◆ Tasks for this exercise
(a) Can you set down, word for word, the part of the text on destituent power that opens with the words containing "As a matter" and closes with "magazine Chronos. PDF."?
(b) Pull out the lines of the records that run from the line containing "paragraph xyxy=(103,626,779,1000)" through the line containing "heading-inline: オーバーラップ型開発 xyxy=(496,414,663,434)", and reproduce them unchanged.

◆ Excerpted text
________________________________________
As a matter of fact, the hypothesis I would like to suggest is that the prevailing governmental paradigm in Europe today is not only non democratic, but that it cannot either be considered as political. I will try therefore to show that the European society today is no more a political society: it is something entirely new, for which we lack a proper terminology and we have therefore to invent a new strategy.

“For a theory of destituent power” by Giorgio Agamben, transcript of a public lecture delivered in Athens, on November 16, 2013. Invitation and organization by Nicos Poulantzas Institute and SYRIZA Youth. Transcript produced and published by the online magazine Chronos. PDF.

• • •

[UPDATE – 2021.06.06] A note about the use of “power” in the title of Chronos’s transcript. It is used to translate the Italian potenza. In a recent follow-up to this text, published in 2020, Agamben is adamant about the fact he is talking about potenza, and not potere:

Un concetto di cui ci capita sempre più frequentemente di parlare e di sentir parlare, ma quasi sempre senza rigore né lucidità, è il concetto di potenza destituente (potenza, non potere). (“Potenza destituente e critica della realizzazione”. Pólemos I. (1). p. 15. PDF)

In English, the use of “potential” helps to avoid the confusion. It is the choice made by Adam Kotsko for his English translation of L’uso dei corpi, where a version of the lecture appears. Kotsko’s “Translator’s Note” in the same volume offers a discussion supporting this choice.

• • •

[UPDATE – 2021.06.06] This entry was also updated to include a genealogy of Agamben’s essay on “destituent power” (potenza destituente), including the original Italian version on which his inaugural lecture from summer 2013 –given in French– was based. Useful bibliographic information is also provided in Spanish at Artillería inmanente. For a genealogy of the concept of “destitution”, which predates Agamben’s treatment of it, see Marcello Tarì’s There is no unhappy revolution (trans. Richard Braude, [2017] 2021, pp. 14-15, specifically footnote no. 3), as well as “Destituent Power: An Incomplete Timeline” (Hostis, Nov. 1, 2020). The versions below are listed in chronological order of their publication. Hence for instance, the French transcript of the lecture given by Agamben in France, in the summer of 2013 is listed under 2016, as this was the year it was first made available. Additional comments are provided in brackets.

  • — 2014. «Comment l’obsession sécuritaire fait muter la démocratie» Le Monde Diplomatique, pp. 22-23, January. PDF. [A slightly different version from the Athens lecture of November 2013. Also available in German and Spanish translations, from the same link]

  • — 2014. “What is a Destituent Power?” trans. Stephanie Wakefield, Environment and Planning D: Society and Space, January 1st, 32(1), 65–74. [Based on “a lecture given in central France in the summer of 2013”]

  • — 2014. “For a theory of destituent power” Chronos 10, February 2014. Chronos. PDF. [Transcript of a lecture Agamben gave in Athens, on Nov. 16, 2013, at the invitation of Nicos Poulantzas Institute and SYRIZA Youth. The discussion that follows is based on this version.]

  • — 2014. L’uso dei corpi. Homo sacer, IV, 2, Vincenza: Neri Pozza, pp. 333-351: “Per una teoria della potenza destituente”
________________________________________
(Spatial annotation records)
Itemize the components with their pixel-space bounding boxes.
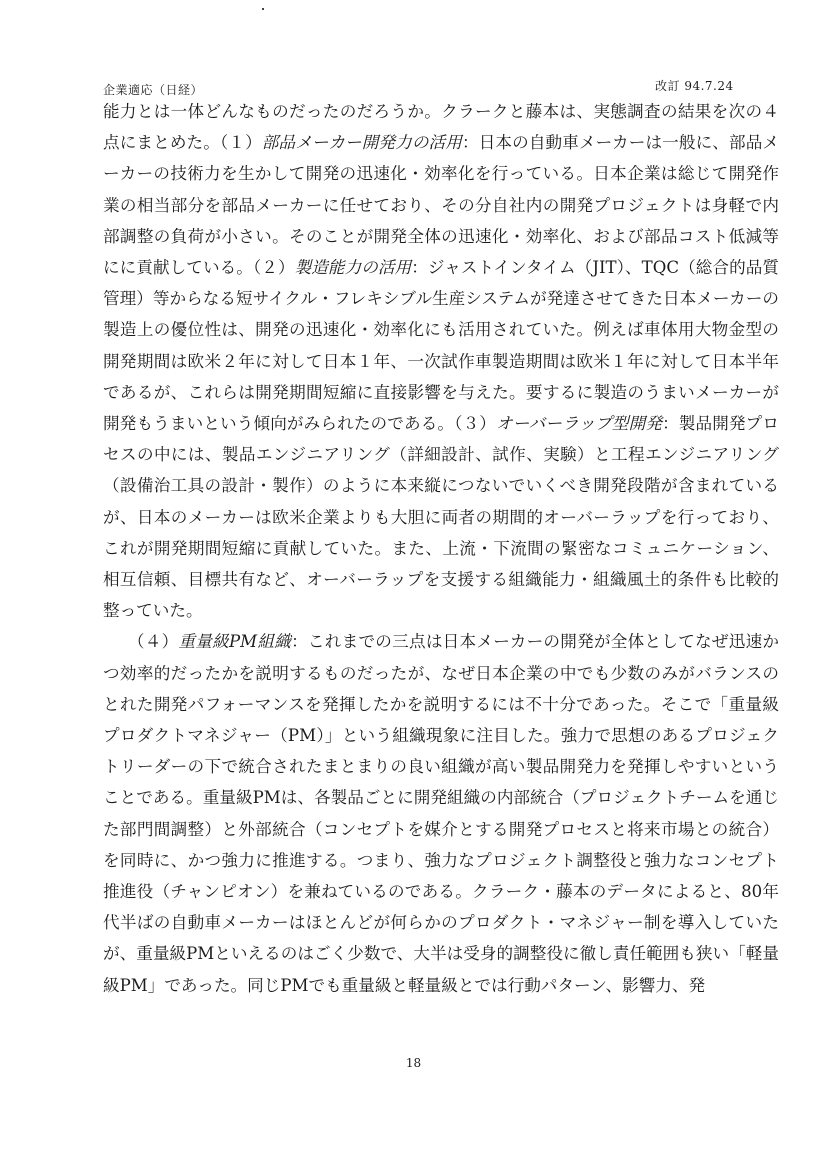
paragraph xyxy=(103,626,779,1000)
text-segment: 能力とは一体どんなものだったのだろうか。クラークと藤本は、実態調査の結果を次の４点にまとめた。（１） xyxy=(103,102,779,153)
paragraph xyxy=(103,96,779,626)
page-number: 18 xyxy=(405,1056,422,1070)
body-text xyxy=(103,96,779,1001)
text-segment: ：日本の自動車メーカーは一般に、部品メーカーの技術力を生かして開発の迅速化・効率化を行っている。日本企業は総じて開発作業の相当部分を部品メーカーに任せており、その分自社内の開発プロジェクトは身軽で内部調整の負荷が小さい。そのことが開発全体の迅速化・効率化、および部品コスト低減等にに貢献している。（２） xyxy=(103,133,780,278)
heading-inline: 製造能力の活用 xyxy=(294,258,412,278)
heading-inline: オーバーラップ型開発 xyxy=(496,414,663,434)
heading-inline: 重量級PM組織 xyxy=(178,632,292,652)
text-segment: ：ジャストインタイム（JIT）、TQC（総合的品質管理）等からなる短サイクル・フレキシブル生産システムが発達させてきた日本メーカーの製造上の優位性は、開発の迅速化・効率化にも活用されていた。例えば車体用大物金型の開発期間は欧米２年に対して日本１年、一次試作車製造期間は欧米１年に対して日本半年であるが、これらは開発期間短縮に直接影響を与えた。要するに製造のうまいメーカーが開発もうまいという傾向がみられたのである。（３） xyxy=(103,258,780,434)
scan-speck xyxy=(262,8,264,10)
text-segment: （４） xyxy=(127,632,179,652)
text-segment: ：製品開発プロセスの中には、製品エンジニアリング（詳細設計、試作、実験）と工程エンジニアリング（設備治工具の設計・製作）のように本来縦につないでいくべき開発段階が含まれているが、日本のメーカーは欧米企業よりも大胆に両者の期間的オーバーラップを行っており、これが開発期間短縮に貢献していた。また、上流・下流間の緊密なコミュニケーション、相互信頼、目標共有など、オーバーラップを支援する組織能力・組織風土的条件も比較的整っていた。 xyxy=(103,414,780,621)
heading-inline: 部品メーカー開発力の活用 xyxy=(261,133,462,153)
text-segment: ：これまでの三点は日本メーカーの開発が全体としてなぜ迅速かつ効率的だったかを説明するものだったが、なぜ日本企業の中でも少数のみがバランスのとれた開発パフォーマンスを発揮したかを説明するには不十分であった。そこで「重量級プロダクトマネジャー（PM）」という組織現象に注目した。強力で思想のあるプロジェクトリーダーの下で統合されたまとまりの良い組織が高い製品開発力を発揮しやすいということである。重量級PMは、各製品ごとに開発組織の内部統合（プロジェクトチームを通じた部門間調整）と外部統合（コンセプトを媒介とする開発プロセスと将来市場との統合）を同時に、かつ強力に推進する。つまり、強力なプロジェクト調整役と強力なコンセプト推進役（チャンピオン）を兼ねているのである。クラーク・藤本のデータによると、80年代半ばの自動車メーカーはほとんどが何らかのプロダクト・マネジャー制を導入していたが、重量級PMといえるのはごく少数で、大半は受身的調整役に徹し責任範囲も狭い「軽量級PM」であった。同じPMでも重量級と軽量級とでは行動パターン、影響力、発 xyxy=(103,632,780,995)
________________________________________
◆ Responses in order
(a)
As a matter of fact, the hypothesis I would like to suggest is that the prevailing governmental paradigm in Europe today is not only non democratic, but that it cannot either be considered as political. I will try therefore to show that the European society today is no more a political society: it is something entirely new, for which we lack a proper terminology and we have therefore to invent a new strategy.

“For a theory of destituent power” by Giorgio Agamben, transcript of a public lecture delivered in Athens, on November 16, 2013. Invitation and organization by Nicos Poulantzas Institute and SYRIZA Youth. Transcript produced and published by the online magazine Chronos. PDF.

(b)
paragraph xyxy=(103,626,779,1000)
text-segment: 能力とは一体どんなものだったのだろうか。クラークと藤本は、実態調査の結果を次の４点にまとめた。（１） xyxy=(103,102,779,153)
paragraph xyxy=(103,96,779,626)
page-number: 18 xyxy=(405,1056,422,1070)
body-text xyxy=(103,96,779,1001)
text-segment: ：日本の自動車メーカーは一般に、部品メーカーの技術力を生かして開発の迅速化・効率化を行っている。日本企業は総じて開発作業の相当部分を部品メーカーに任せており、その分自社内の開発プロジェクトは身軽で内部調整の負荷が小さい。そのことが開発全体の迅速化・効率化、および部品コスト低減等にに貢献している。（２） xyxy=(103,133,780,278)
heading-inline: 製造能力の活用 xyxy=(294,258,412,278)
heading-inline: オーバーラップ型開発 xyxy=(496,414,663,434)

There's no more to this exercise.